• [Exercise brief]: In the excerpt on ML module functors, can you condense the paragraph beginning "Normally two invocations of the same functor" into a short bulleted list of its main facts?

A module itself can be parameterised by types, including other modules. These are known as functors and allow us to instantiate modules by specifying the interface that given module parameters must conform. In this example the parameter M is an abstract module that conforms to the signature S. There is an implementation of this signature by the given module A which can be passed as the parameter M in the instantiation of FA. Within the definition of F we project into M to retrieve the s and t parameters abstractly. Functors are effectively functions from modules to modules.

module type S = sig
  type t 
  val s : t 
end

module A : S = struct 
  type t = int
  let s = 0
end

(* Functor *)
module F (M : S) = struct
  type a = M.t
  let b = M.s
end

(* F applied to module A *)
module FA = F(A);;

Normally two invocations of the same functor will produce modules containing equal abstract types. However we can define a different class of functor known as a generative functor which is denoted by an extra parameter () which will produce an output module containing non-equal abstract types. In this example the output types of F and G are distinct. This is particularly important when dealing with references which require mutation and uniqueness.

module G (M : S) () = struct
  type a = M.t
  let b = M.s
end

module GA = G(A)();;

This is the essence of module systems. While many languages have simple ways of namespacing and encapsulating units of code, the ML family enriches this by making the modules themselves both first order objects and parametrisable. This is a very powerful technique that is rarely seen elsewhere and the notion of programming with functors is one that gives rise to a rich set of abstractions for code reuse. Module systems are essential part of functional programming and future languages should learn from and explore new branches in this rich design space.

• [Information given]:

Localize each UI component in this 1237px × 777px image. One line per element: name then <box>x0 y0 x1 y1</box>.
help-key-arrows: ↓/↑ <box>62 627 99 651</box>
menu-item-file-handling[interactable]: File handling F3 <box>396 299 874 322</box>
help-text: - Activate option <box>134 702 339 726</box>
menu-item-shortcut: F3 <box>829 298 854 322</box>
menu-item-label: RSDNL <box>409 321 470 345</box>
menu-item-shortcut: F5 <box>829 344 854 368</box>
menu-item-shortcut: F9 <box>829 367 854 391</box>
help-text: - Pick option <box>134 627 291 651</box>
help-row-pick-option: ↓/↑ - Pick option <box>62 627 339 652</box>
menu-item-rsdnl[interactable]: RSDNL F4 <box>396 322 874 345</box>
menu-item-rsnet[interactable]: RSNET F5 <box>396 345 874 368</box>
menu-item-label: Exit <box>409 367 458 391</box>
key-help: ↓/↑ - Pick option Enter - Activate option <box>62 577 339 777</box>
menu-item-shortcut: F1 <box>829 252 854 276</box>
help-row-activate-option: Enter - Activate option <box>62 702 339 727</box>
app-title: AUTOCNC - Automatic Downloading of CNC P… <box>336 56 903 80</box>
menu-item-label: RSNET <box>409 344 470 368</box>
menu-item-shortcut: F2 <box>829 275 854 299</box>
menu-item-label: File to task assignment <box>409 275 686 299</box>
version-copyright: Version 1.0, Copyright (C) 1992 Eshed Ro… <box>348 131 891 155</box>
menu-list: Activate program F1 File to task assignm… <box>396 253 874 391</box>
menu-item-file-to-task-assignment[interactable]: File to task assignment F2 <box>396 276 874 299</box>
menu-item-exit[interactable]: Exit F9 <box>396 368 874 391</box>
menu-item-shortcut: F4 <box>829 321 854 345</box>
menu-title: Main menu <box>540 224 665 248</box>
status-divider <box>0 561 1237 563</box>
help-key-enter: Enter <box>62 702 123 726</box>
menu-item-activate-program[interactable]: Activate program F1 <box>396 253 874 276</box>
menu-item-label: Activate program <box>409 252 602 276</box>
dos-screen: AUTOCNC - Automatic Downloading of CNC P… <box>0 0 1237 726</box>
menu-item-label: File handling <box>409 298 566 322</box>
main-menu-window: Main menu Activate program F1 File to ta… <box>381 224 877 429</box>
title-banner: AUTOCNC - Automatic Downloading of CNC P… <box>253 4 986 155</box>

• [Response below]:
- Two invocations of the same functor normally produce modules with equal abstract types.
- A generative functor, marked by an extra () parameter, instead produces an output module with non-equal abstract types.
- In the example, the output types of F and G are distinct.
- This matters especially for references, which require mutation and uniqueness.